- **WHAT YOU WILL DO**
Write the number of lines holding the word "spectrum", and nothing else.

* Begin EXERCISE INPUT *

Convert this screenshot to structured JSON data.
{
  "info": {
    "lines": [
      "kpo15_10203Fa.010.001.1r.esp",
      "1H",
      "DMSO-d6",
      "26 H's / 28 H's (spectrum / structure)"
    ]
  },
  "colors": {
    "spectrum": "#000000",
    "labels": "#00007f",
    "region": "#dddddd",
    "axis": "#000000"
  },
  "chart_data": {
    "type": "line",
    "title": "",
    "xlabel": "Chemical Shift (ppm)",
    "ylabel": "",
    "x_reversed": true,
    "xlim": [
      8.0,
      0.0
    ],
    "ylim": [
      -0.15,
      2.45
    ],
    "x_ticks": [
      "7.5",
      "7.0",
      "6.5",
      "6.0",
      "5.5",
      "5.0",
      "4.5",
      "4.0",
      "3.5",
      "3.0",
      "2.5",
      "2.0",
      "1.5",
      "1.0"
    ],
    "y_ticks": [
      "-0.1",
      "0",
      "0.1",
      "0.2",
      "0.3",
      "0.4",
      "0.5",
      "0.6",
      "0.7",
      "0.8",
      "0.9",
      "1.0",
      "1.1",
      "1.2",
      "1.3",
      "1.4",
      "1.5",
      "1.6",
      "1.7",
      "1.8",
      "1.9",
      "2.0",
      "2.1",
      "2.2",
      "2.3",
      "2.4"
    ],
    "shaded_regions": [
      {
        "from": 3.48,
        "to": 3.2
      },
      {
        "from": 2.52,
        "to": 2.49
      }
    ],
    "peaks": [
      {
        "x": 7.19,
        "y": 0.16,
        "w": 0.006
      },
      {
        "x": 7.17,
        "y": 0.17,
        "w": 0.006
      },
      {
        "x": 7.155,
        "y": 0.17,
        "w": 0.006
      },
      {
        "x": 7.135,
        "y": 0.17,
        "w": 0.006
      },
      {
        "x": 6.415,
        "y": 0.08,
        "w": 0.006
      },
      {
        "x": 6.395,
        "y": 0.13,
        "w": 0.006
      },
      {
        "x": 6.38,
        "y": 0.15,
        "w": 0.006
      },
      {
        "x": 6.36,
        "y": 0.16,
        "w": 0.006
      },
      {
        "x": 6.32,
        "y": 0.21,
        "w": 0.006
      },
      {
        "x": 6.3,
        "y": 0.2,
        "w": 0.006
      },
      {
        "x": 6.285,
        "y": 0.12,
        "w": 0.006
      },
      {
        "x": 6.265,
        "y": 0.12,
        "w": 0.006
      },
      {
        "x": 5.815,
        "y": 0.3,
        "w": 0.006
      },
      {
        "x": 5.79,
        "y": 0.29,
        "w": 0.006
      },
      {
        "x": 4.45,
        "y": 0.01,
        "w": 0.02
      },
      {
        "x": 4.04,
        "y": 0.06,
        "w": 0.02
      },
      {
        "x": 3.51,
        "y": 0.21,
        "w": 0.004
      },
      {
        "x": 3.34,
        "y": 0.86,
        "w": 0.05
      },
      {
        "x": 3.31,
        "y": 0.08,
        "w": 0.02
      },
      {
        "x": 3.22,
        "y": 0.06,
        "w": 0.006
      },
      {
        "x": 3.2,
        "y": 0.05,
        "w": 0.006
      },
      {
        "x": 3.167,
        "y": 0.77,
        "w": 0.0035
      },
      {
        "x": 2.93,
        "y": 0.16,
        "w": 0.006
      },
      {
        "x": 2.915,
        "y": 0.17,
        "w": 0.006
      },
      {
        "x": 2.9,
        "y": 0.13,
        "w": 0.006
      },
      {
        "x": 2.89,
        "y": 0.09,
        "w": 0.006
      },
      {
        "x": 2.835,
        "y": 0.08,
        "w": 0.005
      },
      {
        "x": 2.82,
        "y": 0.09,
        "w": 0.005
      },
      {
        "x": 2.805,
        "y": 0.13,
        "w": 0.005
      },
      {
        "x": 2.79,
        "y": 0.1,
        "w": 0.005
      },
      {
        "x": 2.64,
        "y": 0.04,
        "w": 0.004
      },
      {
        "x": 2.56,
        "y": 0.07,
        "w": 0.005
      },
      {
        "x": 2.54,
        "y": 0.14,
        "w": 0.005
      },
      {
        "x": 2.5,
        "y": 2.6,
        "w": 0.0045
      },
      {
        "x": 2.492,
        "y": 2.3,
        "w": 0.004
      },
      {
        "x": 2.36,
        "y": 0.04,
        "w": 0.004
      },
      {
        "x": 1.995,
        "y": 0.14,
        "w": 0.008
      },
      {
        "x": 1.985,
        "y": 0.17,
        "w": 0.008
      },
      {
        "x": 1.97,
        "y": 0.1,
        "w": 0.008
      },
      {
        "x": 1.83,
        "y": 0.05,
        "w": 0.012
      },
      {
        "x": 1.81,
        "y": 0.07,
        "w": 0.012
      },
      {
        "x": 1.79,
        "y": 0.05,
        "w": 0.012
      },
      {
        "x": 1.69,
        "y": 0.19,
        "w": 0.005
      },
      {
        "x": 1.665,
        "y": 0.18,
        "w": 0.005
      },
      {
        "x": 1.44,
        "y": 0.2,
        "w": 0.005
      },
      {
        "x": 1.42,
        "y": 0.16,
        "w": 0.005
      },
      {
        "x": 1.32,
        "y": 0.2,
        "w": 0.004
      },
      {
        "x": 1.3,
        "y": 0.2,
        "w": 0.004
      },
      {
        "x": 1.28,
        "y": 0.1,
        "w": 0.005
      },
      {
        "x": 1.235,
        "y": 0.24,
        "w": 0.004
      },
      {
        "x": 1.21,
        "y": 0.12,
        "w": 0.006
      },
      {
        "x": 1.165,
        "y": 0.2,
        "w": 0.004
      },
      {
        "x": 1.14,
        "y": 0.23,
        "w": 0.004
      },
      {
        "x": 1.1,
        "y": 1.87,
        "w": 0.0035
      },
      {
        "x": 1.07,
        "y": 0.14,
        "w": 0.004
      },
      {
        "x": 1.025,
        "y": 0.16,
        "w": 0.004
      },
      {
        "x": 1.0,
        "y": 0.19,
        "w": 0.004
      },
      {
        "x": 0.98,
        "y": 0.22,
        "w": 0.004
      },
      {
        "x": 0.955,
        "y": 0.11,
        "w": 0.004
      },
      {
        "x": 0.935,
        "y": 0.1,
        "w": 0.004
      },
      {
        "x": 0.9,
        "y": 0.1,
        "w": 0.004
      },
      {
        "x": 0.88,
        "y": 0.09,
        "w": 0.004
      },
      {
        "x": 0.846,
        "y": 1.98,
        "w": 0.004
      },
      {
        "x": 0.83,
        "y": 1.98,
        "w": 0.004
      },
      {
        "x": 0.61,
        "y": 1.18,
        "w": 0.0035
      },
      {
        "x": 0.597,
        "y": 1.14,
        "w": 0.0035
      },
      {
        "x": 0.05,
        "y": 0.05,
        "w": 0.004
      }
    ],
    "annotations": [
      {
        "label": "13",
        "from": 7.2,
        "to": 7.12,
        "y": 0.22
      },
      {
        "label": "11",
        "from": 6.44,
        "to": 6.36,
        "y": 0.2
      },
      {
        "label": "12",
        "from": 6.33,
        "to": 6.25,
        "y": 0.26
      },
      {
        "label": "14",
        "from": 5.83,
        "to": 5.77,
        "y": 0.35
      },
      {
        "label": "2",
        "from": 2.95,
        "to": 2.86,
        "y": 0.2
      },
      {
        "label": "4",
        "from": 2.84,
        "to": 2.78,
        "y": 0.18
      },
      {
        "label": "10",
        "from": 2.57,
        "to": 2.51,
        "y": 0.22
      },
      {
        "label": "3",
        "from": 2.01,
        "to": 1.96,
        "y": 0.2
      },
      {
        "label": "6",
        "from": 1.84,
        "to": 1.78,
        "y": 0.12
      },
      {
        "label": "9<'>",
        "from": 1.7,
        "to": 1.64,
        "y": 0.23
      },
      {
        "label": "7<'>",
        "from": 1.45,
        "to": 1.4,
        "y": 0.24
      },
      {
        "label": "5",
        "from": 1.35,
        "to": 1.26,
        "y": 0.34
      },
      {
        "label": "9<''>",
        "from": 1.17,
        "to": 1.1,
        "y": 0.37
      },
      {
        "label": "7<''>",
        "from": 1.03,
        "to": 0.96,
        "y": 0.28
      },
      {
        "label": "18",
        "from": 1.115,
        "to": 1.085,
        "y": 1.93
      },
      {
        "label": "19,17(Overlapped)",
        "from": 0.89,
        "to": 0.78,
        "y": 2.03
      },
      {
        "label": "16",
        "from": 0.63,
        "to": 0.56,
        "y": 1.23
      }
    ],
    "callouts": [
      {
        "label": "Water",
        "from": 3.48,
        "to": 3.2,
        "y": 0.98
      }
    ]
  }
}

* End EXERCISE INPUT *

- **RESPONSE BELOW**
2